- WHAT TO WORK ON: Locate each line containing the string "Fullscreen" and copy it out.

- DATA PROVIDED:
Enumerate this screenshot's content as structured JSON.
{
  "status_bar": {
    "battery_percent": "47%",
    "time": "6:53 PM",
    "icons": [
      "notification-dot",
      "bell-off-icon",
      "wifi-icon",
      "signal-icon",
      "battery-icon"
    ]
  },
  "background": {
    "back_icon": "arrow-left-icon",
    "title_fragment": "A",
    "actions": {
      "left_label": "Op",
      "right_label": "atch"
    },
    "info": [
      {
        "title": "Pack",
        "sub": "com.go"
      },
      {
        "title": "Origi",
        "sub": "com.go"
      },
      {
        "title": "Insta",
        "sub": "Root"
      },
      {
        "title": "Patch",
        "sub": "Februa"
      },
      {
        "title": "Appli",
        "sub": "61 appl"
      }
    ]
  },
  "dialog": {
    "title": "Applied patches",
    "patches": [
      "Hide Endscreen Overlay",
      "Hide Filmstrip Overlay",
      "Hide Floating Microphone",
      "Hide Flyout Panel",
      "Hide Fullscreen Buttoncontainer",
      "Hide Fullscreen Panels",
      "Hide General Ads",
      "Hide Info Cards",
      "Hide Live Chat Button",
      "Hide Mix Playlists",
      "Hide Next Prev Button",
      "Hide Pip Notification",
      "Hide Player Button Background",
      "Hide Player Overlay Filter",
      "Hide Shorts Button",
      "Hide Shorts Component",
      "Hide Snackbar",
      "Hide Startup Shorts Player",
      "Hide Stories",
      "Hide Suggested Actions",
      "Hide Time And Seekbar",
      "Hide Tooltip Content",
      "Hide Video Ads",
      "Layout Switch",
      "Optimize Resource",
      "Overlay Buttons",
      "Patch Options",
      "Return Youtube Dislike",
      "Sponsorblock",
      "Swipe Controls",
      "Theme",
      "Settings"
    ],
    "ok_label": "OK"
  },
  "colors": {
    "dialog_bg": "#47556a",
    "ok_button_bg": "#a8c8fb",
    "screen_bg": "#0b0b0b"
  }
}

- RESULT:
      "Hide Fullscreen Buttoncontainer",
      "Hide Fullscreen Panels",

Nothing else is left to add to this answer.